- _Goal_
Gather, from the listing beneath this task, every line holding the string "这体现了".

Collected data
○ ○ ○ ○ ○ ○ ○

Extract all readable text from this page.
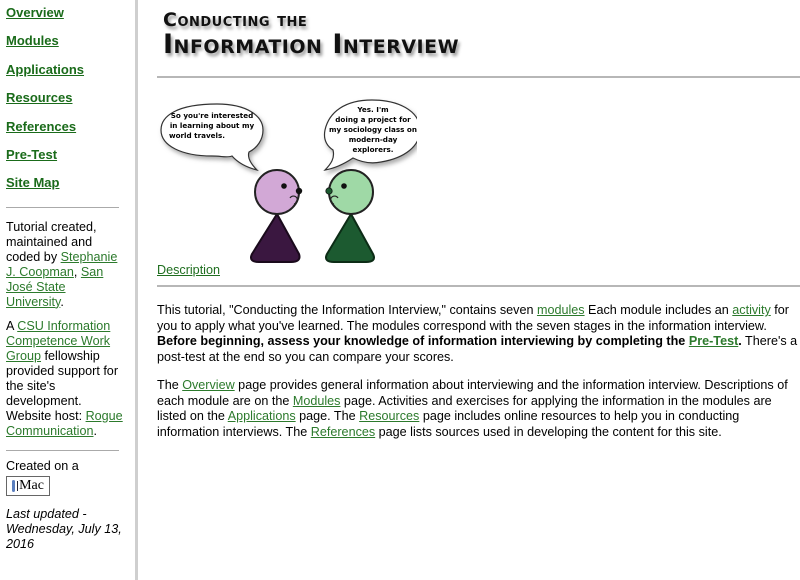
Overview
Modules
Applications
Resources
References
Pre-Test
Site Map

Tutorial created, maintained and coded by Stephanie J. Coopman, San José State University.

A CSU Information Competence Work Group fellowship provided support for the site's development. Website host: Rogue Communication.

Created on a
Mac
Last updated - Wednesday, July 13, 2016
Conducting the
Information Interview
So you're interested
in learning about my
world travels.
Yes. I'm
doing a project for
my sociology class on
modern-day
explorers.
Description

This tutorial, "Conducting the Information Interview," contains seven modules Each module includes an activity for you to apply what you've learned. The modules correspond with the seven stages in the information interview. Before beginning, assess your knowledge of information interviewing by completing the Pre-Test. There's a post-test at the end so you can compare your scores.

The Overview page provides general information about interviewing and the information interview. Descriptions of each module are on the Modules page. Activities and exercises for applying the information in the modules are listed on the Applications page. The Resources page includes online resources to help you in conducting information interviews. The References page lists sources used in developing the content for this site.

○ ○ ○ ○ ○ ○ ○

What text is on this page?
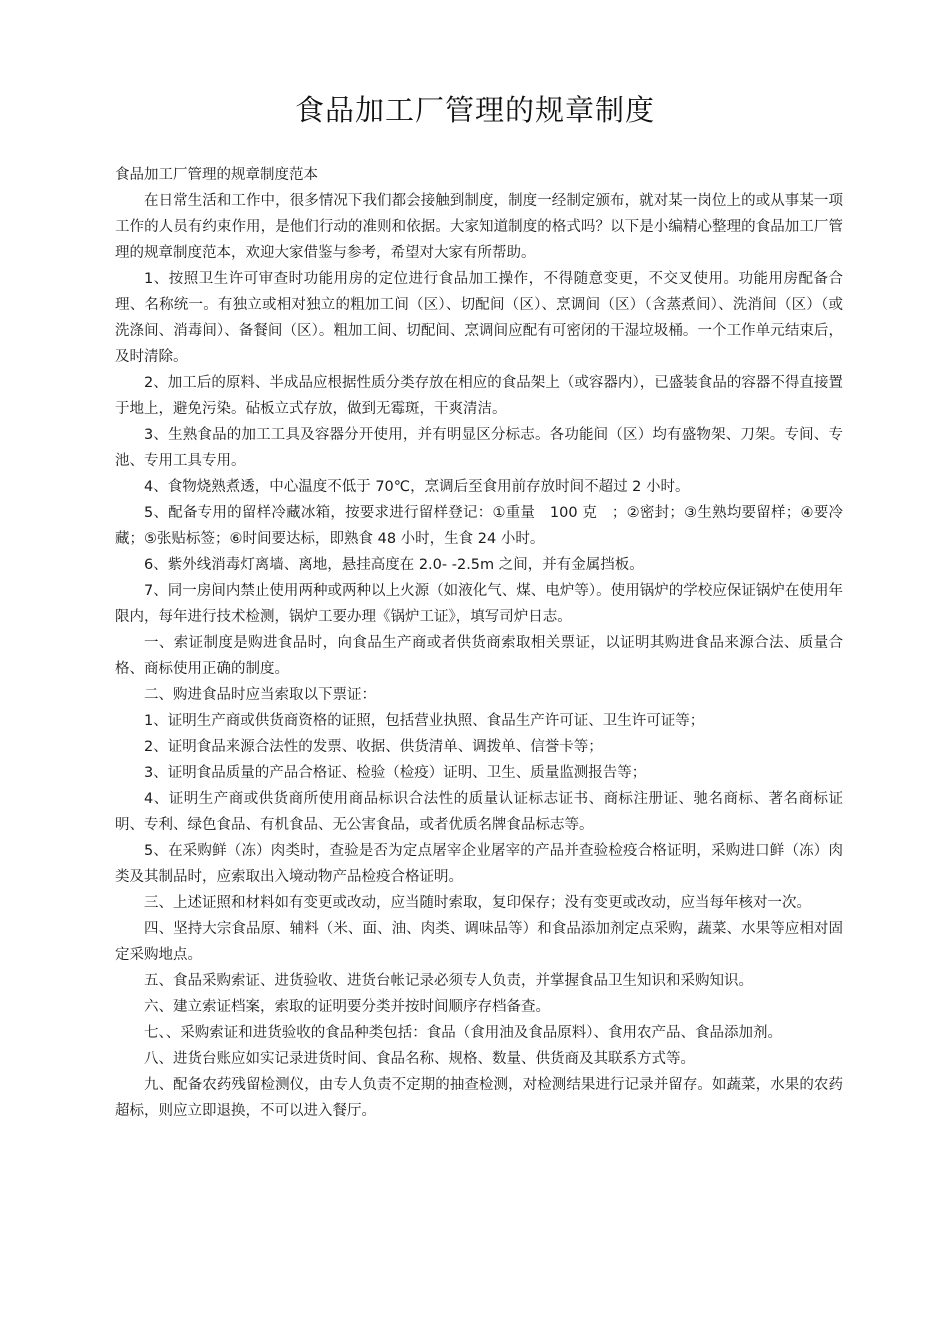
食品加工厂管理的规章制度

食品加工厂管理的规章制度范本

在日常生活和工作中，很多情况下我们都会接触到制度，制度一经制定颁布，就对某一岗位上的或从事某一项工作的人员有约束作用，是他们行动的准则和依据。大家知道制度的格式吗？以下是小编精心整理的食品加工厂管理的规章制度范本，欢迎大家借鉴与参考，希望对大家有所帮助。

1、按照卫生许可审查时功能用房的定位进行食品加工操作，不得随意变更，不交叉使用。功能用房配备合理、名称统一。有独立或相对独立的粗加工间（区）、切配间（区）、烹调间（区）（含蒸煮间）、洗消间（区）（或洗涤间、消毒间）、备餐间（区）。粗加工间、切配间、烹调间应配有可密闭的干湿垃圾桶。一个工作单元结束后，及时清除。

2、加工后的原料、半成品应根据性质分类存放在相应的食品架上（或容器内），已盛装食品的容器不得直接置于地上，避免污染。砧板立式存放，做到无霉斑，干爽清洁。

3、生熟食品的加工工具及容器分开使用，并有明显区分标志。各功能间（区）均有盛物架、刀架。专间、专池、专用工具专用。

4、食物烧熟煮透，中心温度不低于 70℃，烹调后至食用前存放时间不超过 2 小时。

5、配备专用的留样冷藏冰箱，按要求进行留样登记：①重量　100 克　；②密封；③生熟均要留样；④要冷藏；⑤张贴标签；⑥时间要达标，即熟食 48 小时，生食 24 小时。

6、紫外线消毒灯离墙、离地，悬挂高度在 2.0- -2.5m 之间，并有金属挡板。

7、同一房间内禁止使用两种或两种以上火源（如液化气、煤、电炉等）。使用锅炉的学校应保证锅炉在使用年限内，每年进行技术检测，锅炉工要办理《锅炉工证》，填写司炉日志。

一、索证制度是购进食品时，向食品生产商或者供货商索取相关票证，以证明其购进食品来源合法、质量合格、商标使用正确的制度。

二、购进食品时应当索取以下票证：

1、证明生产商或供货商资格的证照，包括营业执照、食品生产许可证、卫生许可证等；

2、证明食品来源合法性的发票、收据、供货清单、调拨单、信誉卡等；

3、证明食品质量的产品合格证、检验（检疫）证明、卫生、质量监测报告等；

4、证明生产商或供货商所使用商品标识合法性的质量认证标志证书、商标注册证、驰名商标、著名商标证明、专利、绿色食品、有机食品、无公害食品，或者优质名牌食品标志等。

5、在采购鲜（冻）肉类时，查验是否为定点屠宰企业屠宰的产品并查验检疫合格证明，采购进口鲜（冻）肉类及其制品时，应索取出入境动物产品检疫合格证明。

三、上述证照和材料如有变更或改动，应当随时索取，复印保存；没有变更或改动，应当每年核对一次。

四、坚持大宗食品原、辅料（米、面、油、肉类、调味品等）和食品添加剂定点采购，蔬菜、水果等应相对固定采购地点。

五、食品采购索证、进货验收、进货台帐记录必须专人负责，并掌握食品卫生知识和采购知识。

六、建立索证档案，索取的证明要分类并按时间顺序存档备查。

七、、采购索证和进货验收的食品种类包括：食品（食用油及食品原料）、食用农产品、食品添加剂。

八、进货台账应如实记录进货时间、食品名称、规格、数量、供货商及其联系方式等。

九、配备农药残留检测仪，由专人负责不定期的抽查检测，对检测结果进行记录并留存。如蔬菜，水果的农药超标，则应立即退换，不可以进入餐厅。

○ ○ ○ ○ ○ ○ ○

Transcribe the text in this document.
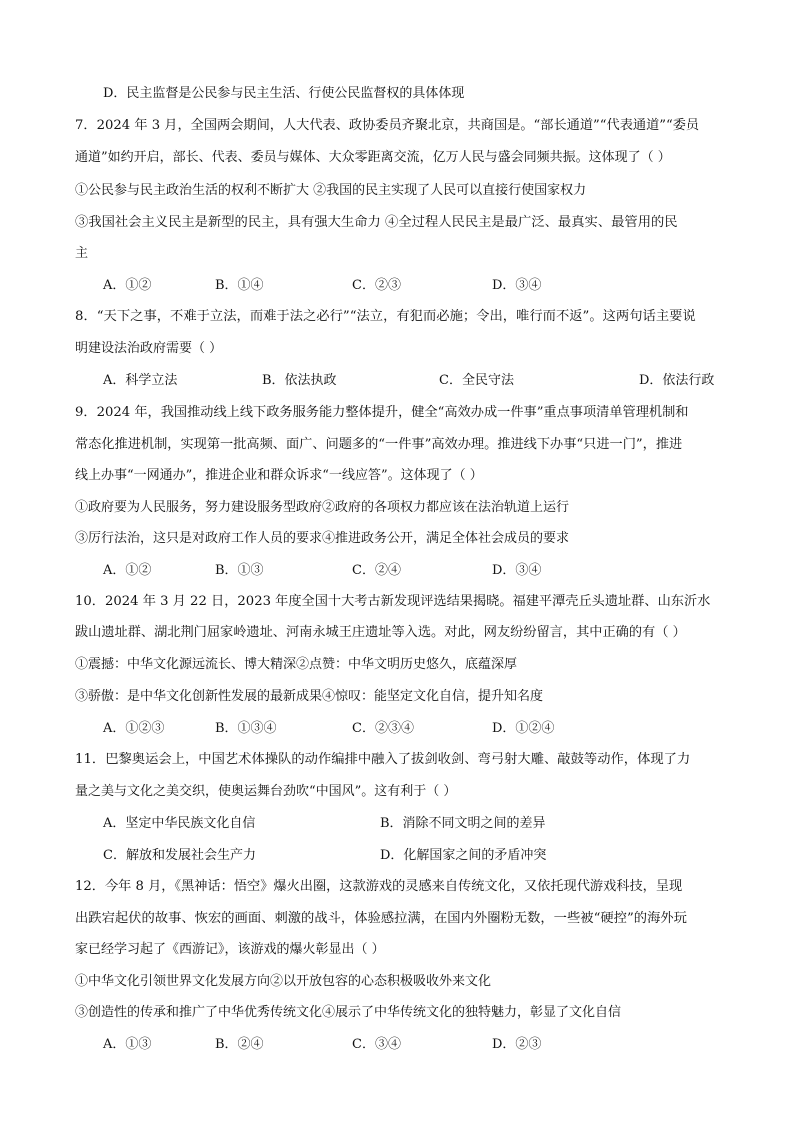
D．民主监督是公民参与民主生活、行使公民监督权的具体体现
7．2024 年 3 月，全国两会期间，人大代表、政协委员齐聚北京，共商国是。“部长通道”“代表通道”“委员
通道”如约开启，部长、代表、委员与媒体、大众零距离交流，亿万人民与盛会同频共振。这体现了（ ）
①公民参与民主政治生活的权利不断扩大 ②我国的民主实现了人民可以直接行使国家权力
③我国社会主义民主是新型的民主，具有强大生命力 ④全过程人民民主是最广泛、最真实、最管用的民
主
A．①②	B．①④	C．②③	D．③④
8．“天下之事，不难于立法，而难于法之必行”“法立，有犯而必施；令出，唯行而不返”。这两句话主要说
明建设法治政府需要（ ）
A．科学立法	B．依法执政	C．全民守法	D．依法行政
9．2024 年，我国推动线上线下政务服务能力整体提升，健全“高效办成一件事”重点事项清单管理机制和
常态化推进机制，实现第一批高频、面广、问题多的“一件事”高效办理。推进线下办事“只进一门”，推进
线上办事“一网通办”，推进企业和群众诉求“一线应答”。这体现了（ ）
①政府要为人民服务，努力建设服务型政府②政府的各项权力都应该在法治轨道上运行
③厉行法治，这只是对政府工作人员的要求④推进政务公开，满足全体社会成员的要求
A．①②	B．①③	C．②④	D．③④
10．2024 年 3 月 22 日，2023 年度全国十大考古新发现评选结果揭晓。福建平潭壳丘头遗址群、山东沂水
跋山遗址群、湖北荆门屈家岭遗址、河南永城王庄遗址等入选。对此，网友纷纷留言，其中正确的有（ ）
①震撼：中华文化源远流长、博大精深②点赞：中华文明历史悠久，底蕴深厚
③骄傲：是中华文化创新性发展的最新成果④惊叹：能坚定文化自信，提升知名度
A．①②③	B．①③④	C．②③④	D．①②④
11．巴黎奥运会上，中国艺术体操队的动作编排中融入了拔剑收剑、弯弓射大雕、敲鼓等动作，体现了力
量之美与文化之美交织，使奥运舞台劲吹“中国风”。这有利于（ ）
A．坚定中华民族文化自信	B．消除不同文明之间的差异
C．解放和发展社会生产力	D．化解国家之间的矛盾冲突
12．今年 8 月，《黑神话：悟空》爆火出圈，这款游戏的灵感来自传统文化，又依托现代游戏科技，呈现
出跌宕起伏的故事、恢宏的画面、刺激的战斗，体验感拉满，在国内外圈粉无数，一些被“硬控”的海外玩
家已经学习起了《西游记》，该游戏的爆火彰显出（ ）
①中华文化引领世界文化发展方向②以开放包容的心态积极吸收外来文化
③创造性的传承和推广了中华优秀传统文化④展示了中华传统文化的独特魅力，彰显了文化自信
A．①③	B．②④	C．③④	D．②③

○ ○ ○ ○ ○ ○ ○

- _The answer_
通道”如约开启，部长、代表、委员与媒体、大众零距离交流，亿万人民与盛会同频共振。这体现了（ ）
线上办事“一网通办”，推进企业和群众诉求“一线应答”。这体现了（ ）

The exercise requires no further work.